* Data rows *
--------------------------------------------------
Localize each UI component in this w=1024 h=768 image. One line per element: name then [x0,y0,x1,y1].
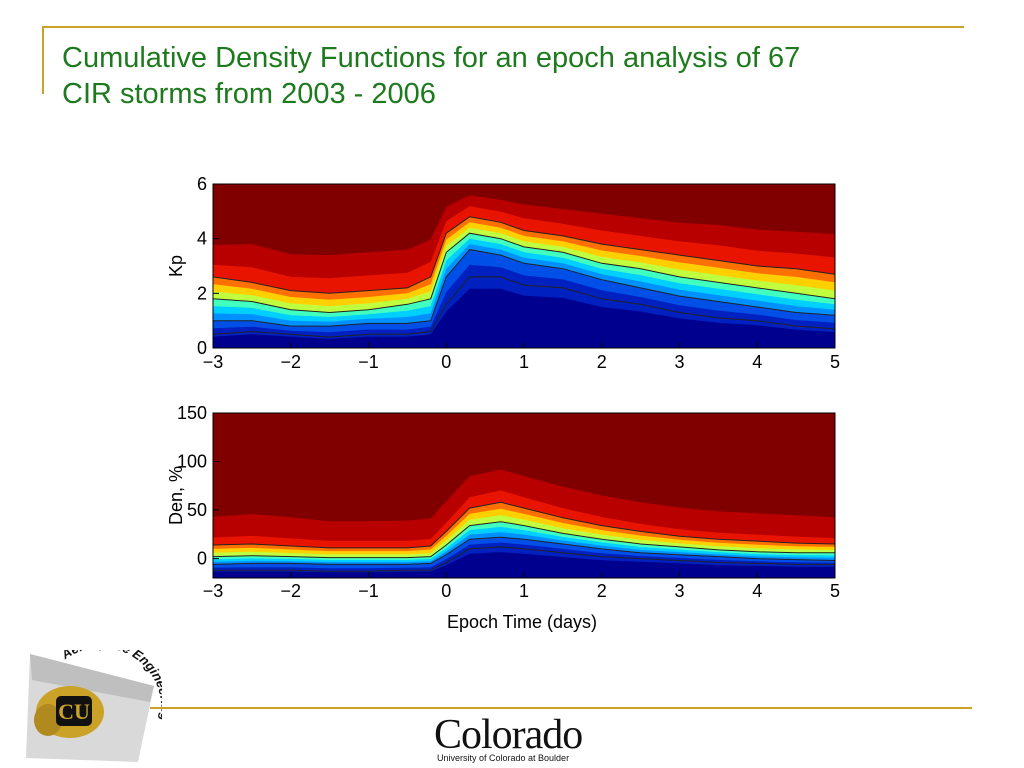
--------------------------------------------------
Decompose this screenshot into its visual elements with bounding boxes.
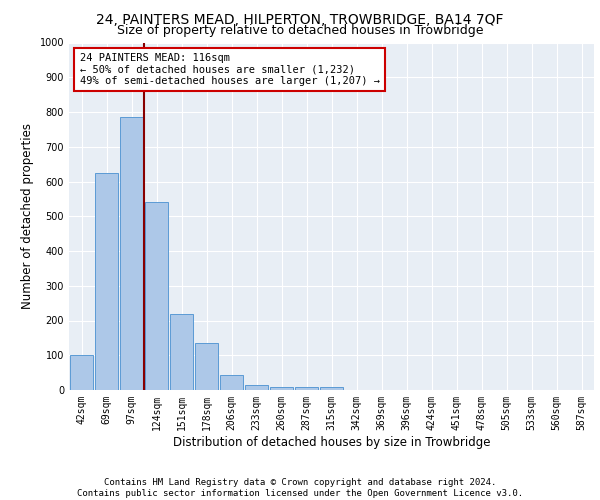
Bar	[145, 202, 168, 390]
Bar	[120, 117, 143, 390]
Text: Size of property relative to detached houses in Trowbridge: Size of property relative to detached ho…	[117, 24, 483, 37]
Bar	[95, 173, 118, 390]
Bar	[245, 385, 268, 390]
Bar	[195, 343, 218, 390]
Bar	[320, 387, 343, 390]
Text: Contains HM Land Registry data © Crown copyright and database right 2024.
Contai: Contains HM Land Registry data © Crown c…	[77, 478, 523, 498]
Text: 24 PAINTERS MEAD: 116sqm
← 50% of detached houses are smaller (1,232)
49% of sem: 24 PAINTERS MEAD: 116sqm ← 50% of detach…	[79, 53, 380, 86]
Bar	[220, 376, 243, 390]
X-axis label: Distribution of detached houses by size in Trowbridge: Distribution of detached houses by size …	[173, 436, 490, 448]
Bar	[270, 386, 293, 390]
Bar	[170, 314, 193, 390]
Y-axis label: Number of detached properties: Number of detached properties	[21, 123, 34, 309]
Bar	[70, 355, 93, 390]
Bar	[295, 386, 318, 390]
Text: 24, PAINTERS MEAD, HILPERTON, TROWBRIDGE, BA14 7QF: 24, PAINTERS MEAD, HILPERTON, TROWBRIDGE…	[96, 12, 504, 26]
--------------------------------------------------
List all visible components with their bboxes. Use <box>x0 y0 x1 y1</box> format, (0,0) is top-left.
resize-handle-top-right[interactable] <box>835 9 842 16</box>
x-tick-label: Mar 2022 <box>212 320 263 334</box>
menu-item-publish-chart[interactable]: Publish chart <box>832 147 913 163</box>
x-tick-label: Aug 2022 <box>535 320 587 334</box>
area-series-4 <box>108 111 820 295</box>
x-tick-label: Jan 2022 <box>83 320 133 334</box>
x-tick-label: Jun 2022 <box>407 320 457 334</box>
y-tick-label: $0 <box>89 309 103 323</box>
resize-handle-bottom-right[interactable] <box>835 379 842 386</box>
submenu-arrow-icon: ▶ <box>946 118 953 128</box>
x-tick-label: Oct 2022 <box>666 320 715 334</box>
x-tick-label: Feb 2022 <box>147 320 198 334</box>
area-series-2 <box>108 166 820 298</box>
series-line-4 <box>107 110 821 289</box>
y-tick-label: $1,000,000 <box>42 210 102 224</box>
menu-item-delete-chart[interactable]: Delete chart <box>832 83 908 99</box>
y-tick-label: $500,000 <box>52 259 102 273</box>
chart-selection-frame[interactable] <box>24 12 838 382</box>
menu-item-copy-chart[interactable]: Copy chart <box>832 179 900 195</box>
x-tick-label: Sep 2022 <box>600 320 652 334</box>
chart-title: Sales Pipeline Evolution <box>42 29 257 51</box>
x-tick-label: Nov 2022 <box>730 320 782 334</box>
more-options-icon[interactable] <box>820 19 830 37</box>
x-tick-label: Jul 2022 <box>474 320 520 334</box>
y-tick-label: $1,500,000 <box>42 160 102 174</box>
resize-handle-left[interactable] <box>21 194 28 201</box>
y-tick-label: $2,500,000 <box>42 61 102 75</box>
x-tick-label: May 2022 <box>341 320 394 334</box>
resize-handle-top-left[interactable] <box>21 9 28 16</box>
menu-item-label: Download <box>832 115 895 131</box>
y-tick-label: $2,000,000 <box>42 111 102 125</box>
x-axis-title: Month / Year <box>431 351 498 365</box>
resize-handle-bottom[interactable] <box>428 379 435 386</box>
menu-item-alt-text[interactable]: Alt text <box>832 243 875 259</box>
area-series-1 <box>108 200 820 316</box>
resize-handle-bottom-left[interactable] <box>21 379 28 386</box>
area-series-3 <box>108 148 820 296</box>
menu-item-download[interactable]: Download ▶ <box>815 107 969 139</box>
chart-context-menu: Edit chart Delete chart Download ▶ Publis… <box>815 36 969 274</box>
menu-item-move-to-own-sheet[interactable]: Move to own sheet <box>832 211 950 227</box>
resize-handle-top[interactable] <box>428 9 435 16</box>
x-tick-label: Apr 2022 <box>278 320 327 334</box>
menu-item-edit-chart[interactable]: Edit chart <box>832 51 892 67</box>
--------------------------------------------------
* Task requirements *
Render the listing above, starting at the line that contains "Decompose this screenshot" and ending at the line that contains "Text: 24, PAINTERS", as a Markdown table with the columns Number and Line, one row per line. Skip blank lines and leave the pictures out.

* Response *
| Number | Line |
|---|---|
| 1 | Decompose this screenshot into its visual elements with bounding boxes. |
| 2 | Bar	[145, 202, 168, 390] |
| 3 | Bar	[120, 117, 143, 390] |
| 4 | Text: Size of property relative to detached houses in Trowbridge: Size of property relative to detached ho…	[117, 24, 483, 37] |
| 5 | Bar	[95, 173, 118, 390] |
| 6 | Bar	[245, 385, 268, 390] |
| 7 | Bar	[195, 343, 218, 390] |
| 8 | Bar	[320, 387, 343, 390] |
| 9 | Text: Contains HM Land Registry data © Crown copyright and database right 2024. |
| 10 | Contai: Contains HM Land Registry data © Crown c…	[77, 478, 523, 498] |
| 11 | Text: 24 PAINTERS MEAD: 116sqm |
| 12 | ← 50% of detached houses are smaller (1,232) |
| 13 | 49% of sem: 24 PAINTERS MEAD: 116sqm ← 50% of detach…	[79, 53, 380, 86] |
| 14 | Bar	[220, 376, 243, 390] |
| 15 | X-axis label: Distribution of detached houses by size in Trowbridge: Distribution of detached houses by size …	[173, 436, 490, 448] |
| 16 | Bar	[270, 386, 293, 390] |
| 17 | Bar	[170, 314, 193, 390] |
| 18 | Y-axis label: Number of detached properties: Number of detached properties	[21, 123, 34, 309] |
| 19 | Bar	[70, 355, 93, 390] |
| 20 | Bar	[295, 386, 318, 390] |
| 21 | Text: 24, PAINTERS MEAD, HILPERTON, TROWBRIDGE, BA14 7QF: 24, PAINTERS MEAD, HILPERTON, TROWBRIDGE…	[96, 12, 504, 26] |